Dataset excerpts:
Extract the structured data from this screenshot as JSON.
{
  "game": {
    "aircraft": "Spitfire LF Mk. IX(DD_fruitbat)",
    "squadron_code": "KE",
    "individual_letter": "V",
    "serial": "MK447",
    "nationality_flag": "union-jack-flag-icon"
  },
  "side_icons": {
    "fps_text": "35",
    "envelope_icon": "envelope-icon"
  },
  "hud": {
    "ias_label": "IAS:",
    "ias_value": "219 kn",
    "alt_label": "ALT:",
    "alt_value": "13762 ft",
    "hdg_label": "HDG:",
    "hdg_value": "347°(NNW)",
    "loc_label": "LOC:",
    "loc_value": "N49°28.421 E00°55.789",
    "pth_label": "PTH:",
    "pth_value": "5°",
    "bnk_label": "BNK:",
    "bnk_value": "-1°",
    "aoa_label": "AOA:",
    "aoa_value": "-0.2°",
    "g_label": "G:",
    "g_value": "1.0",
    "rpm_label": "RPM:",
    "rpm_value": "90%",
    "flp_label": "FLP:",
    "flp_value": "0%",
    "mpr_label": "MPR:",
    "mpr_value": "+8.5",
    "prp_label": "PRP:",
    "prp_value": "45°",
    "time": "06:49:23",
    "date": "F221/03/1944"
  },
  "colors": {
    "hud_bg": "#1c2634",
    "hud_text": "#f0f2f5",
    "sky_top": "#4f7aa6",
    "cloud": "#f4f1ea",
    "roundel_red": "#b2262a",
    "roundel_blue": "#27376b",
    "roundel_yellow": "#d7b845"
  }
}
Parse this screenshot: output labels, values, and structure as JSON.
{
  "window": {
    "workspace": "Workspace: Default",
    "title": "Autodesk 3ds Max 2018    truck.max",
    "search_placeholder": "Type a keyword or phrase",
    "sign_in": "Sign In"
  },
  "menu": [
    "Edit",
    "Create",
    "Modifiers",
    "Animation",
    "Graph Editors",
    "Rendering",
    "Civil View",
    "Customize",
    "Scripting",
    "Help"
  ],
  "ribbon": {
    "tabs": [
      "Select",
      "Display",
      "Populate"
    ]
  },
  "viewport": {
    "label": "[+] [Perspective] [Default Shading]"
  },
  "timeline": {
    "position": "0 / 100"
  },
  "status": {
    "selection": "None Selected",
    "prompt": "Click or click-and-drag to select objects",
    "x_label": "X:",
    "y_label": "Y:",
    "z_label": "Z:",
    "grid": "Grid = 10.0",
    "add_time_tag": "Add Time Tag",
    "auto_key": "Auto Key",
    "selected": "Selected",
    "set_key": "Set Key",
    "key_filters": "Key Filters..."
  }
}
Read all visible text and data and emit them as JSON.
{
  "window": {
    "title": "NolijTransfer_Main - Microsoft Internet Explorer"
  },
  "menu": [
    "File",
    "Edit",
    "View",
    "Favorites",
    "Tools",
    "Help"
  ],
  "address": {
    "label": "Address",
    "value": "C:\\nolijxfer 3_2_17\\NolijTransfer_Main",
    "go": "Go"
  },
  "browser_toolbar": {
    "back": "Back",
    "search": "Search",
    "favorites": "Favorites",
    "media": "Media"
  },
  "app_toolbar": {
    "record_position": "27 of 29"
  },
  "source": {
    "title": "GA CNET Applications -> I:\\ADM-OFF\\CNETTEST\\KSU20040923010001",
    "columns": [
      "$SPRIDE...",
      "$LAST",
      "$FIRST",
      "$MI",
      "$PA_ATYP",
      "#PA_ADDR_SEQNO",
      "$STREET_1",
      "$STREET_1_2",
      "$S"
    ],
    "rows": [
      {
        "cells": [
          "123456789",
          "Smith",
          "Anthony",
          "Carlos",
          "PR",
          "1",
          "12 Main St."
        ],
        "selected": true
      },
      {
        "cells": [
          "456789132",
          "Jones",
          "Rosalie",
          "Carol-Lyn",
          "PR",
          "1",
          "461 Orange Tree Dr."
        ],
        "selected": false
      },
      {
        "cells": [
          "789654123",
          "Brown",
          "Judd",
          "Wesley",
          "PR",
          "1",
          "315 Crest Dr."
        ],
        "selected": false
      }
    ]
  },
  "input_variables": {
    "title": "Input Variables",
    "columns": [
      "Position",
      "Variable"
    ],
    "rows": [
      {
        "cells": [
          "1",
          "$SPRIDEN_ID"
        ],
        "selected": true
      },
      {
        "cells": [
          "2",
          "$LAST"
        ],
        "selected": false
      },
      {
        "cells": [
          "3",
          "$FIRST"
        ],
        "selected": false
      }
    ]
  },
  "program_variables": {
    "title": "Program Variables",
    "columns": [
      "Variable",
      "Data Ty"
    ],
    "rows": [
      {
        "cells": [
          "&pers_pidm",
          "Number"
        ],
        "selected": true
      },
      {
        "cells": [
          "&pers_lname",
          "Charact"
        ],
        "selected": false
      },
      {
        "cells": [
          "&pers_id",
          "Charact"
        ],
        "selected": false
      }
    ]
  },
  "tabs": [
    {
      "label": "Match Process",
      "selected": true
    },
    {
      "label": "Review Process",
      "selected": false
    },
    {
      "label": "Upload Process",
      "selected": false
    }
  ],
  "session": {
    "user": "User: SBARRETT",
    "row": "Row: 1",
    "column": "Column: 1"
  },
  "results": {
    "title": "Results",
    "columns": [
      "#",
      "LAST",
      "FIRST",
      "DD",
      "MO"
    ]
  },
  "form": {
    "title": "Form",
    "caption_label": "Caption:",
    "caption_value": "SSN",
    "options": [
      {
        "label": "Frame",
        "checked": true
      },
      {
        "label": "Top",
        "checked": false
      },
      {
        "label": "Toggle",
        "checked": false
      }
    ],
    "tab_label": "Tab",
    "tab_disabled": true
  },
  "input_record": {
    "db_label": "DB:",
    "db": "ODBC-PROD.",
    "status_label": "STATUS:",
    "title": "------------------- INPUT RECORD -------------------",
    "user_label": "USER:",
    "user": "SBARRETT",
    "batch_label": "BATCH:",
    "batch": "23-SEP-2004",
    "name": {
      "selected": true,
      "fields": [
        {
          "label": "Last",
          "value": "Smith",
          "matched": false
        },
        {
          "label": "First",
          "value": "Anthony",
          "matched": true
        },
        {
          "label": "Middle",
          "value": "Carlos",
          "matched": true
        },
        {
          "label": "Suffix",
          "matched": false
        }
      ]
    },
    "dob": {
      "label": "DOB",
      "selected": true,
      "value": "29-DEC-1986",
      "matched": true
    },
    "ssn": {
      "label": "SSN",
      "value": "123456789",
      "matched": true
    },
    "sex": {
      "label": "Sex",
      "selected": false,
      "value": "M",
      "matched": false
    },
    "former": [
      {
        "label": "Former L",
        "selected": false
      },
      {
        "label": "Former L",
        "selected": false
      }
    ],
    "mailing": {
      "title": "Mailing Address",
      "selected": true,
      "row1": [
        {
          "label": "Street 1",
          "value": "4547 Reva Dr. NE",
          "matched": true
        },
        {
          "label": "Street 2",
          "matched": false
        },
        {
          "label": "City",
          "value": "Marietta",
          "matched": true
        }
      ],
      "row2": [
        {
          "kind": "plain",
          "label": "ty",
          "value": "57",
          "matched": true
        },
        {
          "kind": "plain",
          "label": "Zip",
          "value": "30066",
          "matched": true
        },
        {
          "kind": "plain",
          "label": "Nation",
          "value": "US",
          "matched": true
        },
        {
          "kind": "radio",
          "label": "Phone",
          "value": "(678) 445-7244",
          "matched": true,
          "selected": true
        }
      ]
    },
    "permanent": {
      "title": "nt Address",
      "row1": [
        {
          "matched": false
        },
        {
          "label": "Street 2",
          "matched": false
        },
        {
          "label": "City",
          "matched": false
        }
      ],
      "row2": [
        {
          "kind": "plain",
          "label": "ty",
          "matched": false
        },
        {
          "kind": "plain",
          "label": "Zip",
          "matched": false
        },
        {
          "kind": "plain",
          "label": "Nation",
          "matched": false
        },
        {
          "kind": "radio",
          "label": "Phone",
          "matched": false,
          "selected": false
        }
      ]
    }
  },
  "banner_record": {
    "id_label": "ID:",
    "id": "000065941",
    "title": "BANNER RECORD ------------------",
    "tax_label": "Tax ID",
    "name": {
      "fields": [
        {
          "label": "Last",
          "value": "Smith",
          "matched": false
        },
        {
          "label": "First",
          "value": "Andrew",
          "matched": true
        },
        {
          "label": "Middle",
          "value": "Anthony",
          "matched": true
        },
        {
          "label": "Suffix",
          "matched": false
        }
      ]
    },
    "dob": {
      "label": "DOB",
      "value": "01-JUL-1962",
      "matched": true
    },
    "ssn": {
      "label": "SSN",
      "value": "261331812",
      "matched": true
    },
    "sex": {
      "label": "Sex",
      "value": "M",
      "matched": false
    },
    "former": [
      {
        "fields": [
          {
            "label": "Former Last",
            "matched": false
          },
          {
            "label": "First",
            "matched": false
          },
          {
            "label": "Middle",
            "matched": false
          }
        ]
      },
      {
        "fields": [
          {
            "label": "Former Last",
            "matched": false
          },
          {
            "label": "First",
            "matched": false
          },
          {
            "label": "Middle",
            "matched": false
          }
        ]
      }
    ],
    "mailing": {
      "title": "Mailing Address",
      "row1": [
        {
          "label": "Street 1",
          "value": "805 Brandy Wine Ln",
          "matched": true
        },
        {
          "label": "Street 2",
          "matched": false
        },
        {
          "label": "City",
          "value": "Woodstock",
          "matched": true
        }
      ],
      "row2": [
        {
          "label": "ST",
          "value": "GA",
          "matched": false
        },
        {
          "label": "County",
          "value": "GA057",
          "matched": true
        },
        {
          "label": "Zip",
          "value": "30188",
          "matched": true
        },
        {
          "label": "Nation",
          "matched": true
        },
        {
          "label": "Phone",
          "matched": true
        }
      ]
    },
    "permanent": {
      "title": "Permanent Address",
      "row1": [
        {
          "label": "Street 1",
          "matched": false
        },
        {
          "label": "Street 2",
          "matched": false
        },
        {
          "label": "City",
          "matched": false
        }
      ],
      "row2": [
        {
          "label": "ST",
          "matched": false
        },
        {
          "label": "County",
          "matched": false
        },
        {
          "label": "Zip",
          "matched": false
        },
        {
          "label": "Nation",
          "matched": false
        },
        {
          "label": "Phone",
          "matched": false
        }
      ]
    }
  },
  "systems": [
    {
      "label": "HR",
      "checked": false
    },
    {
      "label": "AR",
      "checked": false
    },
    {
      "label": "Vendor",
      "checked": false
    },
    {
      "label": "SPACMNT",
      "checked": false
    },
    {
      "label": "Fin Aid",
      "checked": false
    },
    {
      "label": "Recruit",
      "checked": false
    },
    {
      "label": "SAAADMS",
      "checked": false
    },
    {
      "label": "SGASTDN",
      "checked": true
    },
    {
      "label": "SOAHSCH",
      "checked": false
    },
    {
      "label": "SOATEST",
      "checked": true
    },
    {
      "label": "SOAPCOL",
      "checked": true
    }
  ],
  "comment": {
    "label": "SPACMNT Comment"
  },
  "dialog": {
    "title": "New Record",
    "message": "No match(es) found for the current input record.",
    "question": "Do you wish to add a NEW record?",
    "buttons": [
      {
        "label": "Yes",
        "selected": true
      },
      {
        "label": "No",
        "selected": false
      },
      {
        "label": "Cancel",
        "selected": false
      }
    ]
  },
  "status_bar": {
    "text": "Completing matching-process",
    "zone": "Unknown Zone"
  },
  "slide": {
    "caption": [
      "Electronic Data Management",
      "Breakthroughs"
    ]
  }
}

*Task to carry out*: Give the number of lines in the listing above that contain "Default", and nothing else.

*Completed exercise*: 2